+++ Texto de origen
La terca porfía de los hechos ha puesto, una vez más, ante nuestros ojos que las universidades son unos cuerpos, respecto de los que la sociedad y el estado han de tener una cierta opinión y una determinada visión política y estratégica. Si a la reciente dinámica de los hechos sucede la de una seria y sosegada discusión crítica, no debiera obviarse, junto a los temas de institucionalidad y economía universitarias y de justicia social, una cuestión que, a mi juicio, constituye una de las debilidades históricas de la cultura universitaria chilena: la “profesión universitaria”.
++++++
+++ Datos del ejercicio
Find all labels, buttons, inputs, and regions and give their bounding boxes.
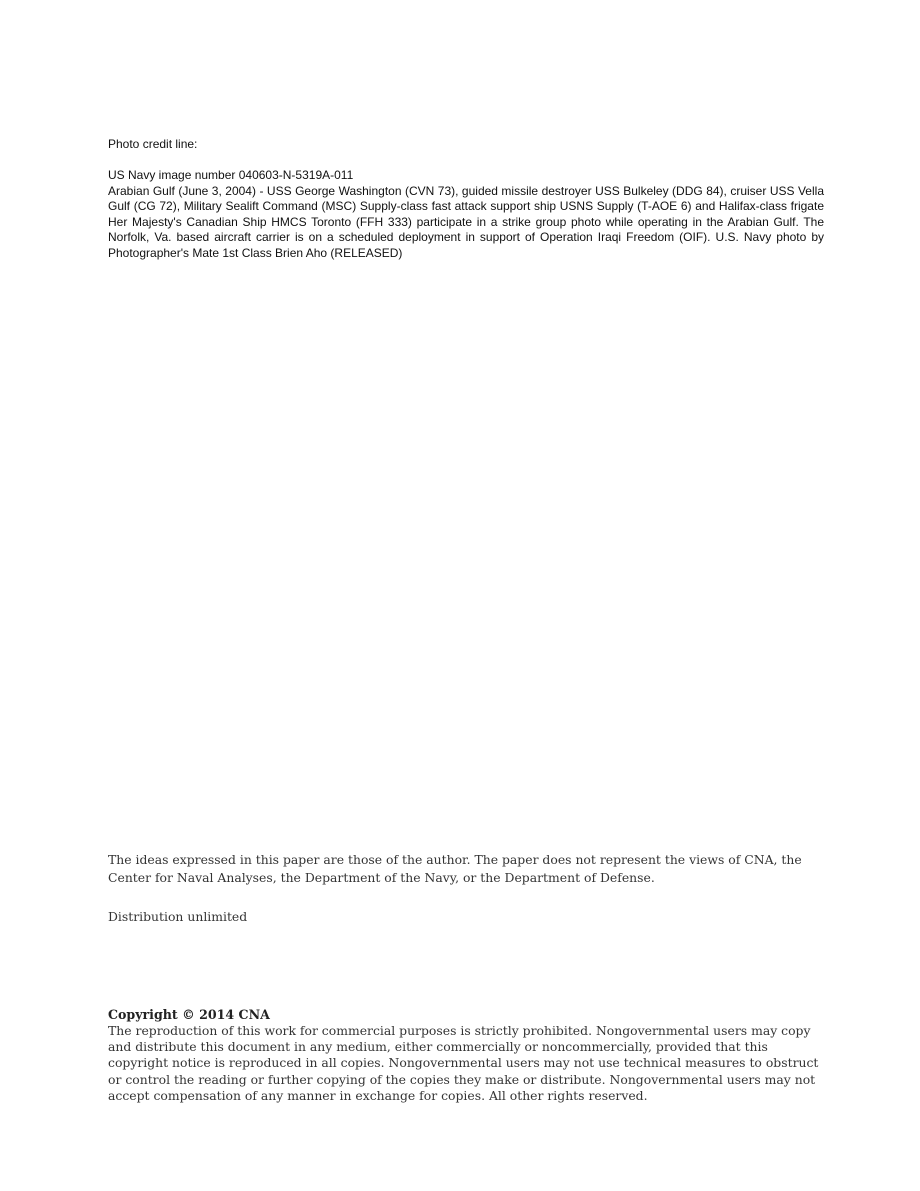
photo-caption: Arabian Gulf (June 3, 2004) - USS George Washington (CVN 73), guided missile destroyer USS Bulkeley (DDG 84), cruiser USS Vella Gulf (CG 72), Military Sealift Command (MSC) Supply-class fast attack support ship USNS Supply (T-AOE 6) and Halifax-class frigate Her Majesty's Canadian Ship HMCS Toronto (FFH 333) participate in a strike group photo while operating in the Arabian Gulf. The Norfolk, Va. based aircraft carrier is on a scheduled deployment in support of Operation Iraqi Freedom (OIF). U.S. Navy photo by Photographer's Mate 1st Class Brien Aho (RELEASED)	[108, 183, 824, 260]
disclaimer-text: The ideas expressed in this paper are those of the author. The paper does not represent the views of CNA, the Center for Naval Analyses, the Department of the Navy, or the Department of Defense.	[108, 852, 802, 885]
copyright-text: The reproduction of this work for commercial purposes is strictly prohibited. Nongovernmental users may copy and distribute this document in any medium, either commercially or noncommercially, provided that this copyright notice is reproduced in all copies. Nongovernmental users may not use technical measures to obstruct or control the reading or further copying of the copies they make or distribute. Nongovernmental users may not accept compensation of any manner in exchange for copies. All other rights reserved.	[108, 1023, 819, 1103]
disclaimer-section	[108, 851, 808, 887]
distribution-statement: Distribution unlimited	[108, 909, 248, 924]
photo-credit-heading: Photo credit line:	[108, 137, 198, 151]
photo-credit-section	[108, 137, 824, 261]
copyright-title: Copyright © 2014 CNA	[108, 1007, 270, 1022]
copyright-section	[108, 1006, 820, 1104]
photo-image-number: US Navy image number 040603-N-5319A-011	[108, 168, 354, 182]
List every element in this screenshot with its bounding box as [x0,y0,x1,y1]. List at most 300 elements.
++++++
* Complete lo siguiente *
**a)** Reproduzca sin alteración alguna el tramo de las filas de datos que se abre con la que contiene "photo-caption: Arabian Gulf" y se cierra con la que contiene "disclaimer-text: The ideas", incluidas ambas.
**b)** Prosiga el texto sobre la profesión universitaria en Chile a partir de su última oración.

* Respuestas en orden *
**a)**
photo-caption: Arabian Gulf (June 3, 2004) - USS George Washington (CVN 73), guided missile destroyer USS Bulkeley (DDG 84), cruiser USS Vella Gulf (CG 72), Military Sealift Command (MSC) Supply-class fast attack support ship USNS Supply (T-AOE 6) and Halifax-class frigate Her Majesty's Canadian Ship HMCS Toronto (FFH 333) participate in a strike group photo while operating in the Arabian Gulf. The Norfolk, Va. based aircraft carrier is on a scheduled deployment in support of Operation Iraqi Freedom (OIF). U.S. Navy photo by Photographer's Mate 1st Class Brien Aho (RELEASED)	[108, 183, 824, 260]
disclaimer-text: The ideas expressed in this paper are those of the author. The paper does not represent the views of CNA, the Center for Naval Analyses, the Department of the Navy, or the Department of Defense.	[108, 852, 802, 885]

**b)**
Si un efecto indeseado tuvo la substitución de la universidad tradicional por un cierto modelo de universidad del Estado al promediar el siglo XIX, fue el de marcar el fin de una “profesión universitaria”, es decir, de una determinada actividad que, sujeta a unas reglas varias veces centenarias, exigía una formación específica y que implicaba la dedicación exclusiva a esa actividad con la necesaria compensación económica. La segunda mitad de nuestro siglo XIX, el XX y lo que va de éste, se puede describir, tal vez con minúsculas excepciones, como la de una cultura universitaria chilena en la que dedicarse a la universidad – dedicación mayoritariamente docente y mínimamente investigadora –, constituía, por una parte, una decisión que no implicaba contar con una formación disciplinar específica y propia formalmente establecida, de modo que, por ejemplo, si se obtenía el grado de licenciado en ciencias jurídicas y sociales, ese graduado podía o dedicarse a la abogacía, a la judicatura, al notariado o a la Universidad, situación ésta muy diversa de la observada en países de una tradición cultural común a la nuestra; y, por otra, la dedicación a la universidad, representaba un ejercicio casi de liberalidad, pues no era posible vivir de ella, de manera que nuestra clase universitaria” tenía una o más actividades económicas prioritarias a las que dedicaba la mayor parte de su esfuerzo y tiempo, situación ésta que, con matices, era más marcada en algunas disciplinas que otras, por ejemplo el derecho.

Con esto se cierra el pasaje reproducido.